> Requirement: Return the number of lines that contain the word "выплаты", and return nothing else.

Dataset entries:
□ □ □ □ □

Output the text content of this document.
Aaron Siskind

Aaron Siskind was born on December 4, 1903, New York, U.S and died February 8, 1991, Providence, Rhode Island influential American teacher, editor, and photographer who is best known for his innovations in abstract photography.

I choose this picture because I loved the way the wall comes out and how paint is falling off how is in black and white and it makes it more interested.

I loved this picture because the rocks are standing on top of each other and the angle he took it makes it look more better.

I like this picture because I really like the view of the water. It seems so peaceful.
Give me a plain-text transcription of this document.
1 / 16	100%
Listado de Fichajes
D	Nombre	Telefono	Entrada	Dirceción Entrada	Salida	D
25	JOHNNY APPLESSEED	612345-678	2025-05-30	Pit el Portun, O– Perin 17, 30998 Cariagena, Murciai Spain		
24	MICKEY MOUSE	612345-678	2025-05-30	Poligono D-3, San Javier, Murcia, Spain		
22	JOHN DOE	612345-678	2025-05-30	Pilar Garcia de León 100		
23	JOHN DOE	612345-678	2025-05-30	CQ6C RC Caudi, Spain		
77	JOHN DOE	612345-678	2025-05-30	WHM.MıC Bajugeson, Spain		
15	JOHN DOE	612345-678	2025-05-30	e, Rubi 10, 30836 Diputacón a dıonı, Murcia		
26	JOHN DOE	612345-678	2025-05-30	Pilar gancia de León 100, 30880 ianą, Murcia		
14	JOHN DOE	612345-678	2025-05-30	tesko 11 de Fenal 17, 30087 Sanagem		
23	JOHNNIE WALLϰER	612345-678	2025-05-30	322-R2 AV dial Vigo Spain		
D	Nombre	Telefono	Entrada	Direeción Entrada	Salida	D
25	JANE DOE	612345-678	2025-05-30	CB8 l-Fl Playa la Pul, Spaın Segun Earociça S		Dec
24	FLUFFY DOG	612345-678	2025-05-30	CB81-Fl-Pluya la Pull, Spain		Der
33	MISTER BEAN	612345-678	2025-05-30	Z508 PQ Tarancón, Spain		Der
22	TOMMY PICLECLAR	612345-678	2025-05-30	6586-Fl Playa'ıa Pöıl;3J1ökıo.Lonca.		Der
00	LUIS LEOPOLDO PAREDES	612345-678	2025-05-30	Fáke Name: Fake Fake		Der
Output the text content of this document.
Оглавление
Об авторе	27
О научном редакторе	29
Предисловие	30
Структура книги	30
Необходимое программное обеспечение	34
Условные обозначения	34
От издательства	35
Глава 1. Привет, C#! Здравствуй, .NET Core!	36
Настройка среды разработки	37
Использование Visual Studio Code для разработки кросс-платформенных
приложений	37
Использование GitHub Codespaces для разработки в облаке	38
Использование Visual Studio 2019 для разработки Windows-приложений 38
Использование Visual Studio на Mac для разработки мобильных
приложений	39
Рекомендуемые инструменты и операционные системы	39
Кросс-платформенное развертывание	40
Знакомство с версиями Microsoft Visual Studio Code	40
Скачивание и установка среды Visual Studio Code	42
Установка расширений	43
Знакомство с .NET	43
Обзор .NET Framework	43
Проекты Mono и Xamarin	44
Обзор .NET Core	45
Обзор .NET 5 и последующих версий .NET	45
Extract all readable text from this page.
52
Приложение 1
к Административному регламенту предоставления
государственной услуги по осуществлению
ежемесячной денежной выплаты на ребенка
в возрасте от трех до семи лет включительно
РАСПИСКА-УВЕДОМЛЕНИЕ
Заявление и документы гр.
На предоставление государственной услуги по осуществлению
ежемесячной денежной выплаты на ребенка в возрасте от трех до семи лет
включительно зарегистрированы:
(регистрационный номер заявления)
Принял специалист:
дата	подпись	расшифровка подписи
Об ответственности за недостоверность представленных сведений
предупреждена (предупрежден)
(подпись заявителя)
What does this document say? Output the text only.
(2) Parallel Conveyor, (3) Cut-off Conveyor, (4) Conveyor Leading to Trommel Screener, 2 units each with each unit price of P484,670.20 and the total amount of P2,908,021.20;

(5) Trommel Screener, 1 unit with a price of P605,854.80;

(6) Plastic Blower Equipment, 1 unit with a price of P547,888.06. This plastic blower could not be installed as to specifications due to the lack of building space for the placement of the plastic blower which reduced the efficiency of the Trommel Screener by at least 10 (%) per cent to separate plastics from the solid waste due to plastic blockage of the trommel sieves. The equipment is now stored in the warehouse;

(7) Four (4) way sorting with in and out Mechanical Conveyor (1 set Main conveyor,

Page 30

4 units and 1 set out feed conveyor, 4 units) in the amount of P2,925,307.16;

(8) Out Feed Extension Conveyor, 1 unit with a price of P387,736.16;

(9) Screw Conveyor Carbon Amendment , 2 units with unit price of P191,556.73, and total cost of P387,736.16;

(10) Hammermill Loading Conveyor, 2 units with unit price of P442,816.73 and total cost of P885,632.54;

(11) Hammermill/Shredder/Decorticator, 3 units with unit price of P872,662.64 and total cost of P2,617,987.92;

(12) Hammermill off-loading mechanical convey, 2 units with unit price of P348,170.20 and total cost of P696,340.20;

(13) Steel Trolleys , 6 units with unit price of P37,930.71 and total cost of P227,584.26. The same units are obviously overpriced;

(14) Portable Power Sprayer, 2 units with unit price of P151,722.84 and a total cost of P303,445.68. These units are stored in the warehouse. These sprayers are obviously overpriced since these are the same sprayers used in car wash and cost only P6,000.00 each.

□ □ □ □ □

> Written reply: 2